Your task
Collect each line of the records containing the string "content".

Input
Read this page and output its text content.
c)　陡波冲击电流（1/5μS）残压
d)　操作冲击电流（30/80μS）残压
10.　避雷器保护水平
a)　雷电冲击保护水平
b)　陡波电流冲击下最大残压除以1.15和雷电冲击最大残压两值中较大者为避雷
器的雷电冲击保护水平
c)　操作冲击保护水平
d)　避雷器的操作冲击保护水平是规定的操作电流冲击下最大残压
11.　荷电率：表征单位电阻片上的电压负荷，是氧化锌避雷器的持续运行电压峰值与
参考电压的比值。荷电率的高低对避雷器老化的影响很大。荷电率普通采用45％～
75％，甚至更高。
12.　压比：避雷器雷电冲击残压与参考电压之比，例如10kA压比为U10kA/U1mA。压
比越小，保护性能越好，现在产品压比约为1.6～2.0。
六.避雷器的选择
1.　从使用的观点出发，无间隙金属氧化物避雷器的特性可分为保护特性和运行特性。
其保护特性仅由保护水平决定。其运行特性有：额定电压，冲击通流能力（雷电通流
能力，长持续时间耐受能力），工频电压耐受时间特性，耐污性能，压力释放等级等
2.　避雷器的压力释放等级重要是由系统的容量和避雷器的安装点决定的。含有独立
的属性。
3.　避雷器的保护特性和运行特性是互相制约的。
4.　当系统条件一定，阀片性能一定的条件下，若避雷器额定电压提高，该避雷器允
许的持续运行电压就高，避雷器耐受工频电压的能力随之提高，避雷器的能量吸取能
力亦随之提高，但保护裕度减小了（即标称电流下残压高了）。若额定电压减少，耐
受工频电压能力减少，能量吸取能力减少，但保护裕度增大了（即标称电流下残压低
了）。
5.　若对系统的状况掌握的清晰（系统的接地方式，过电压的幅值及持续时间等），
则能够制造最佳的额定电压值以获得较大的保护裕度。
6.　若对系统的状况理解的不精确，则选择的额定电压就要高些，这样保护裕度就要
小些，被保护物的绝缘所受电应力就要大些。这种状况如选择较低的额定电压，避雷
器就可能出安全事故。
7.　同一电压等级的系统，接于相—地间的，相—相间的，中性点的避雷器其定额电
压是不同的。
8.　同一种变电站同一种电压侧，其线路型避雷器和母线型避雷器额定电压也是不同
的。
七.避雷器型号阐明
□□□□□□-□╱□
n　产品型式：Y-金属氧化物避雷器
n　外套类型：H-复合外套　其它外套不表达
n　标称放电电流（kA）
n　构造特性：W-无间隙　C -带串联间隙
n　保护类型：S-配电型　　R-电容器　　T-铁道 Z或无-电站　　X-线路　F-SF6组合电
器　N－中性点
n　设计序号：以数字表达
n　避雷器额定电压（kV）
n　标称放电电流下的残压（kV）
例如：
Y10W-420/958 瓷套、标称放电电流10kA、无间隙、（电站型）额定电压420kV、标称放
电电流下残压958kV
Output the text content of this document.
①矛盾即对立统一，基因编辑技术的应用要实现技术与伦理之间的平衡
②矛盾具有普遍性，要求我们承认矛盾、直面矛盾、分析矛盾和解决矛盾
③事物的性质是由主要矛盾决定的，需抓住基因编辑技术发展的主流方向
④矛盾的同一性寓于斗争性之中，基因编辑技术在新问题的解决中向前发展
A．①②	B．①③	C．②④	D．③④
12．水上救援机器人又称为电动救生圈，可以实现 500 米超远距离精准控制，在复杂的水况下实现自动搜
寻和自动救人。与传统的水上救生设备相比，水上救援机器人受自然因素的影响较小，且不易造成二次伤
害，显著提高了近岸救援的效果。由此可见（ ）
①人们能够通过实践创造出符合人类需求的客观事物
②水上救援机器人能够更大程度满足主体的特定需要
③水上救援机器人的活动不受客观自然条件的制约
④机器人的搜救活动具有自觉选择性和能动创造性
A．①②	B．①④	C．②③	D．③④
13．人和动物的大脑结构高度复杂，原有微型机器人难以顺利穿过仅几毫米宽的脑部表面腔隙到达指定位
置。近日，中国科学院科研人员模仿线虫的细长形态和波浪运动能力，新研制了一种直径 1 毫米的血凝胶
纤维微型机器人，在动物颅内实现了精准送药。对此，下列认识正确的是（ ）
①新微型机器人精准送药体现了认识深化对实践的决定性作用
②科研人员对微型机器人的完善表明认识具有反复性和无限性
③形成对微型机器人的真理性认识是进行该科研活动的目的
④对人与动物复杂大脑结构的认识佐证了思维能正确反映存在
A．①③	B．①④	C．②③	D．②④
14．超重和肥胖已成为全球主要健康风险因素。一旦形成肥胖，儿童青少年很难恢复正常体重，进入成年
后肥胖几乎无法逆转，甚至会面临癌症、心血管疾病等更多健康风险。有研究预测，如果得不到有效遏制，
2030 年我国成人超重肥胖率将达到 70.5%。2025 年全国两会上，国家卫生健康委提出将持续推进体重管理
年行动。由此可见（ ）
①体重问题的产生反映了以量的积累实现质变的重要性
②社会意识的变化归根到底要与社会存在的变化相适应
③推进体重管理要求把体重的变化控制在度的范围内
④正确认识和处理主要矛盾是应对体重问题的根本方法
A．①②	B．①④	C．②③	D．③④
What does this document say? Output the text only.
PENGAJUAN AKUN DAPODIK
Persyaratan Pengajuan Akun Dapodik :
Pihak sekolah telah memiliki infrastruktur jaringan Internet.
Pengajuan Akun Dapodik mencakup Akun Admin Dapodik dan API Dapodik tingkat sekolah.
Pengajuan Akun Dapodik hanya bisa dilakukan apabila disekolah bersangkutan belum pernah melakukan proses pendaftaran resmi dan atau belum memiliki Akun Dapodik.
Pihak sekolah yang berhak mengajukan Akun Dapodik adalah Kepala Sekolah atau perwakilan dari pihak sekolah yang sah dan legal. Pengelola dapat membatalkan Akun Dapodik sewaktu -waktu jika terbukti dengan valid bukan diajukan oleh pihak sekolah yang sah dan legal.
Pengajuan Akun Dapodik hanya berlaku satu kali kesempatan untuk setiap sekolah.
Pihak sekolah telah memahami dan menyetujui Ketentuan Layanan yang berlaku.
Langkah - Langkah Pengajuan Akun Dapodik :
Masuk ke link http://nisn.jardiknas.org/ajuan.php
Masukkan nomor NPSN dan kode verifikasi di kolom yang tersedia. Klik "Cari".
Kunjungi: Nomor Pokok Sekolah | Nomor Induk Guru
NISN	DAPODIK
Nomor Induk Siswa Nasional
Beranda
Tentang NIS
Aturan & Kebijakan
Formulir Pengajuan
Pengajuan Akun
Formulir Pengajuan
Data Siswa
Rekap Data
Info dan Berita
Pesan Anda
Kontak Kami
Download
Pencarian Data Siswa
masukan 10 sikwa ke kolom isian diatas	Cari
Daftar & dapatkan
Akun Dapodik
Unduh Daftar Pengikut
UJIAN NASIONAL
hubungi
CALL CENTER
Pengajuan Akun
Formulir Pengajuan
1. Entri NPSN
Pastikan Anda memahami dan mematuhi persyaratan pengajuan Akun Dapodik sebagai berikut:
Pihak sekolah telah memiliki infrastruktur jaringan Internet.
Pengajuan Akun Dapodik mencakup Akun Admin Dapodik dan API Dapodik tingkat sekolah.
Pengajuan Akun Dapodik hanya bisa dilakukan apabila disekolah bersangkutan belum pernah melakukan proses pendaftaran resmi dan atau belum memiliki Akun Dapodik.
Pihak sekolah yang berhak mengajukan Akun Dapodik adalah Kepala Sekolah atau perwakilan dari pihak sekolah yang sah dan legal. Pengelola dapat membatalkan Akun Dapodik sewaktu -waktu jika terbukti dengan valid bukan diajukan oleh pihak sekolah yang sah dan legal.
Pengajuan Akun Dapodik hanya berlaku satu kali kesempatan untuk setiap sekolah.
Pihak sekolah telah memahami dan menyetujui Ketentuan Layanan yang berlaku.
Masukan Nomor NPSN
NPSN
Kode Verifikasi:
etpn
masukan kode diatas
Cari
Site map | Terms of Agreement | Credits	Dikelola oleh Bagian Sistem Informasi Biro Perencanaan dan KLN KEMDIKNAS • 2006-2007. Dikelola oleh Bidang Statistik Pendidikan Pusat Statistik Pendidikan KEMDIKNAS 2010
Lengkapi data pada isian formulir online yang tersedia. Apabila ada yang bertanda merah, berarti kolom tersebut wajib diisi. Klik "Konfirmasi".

Task result
Read this page and output its text content.
Output the text content of this document.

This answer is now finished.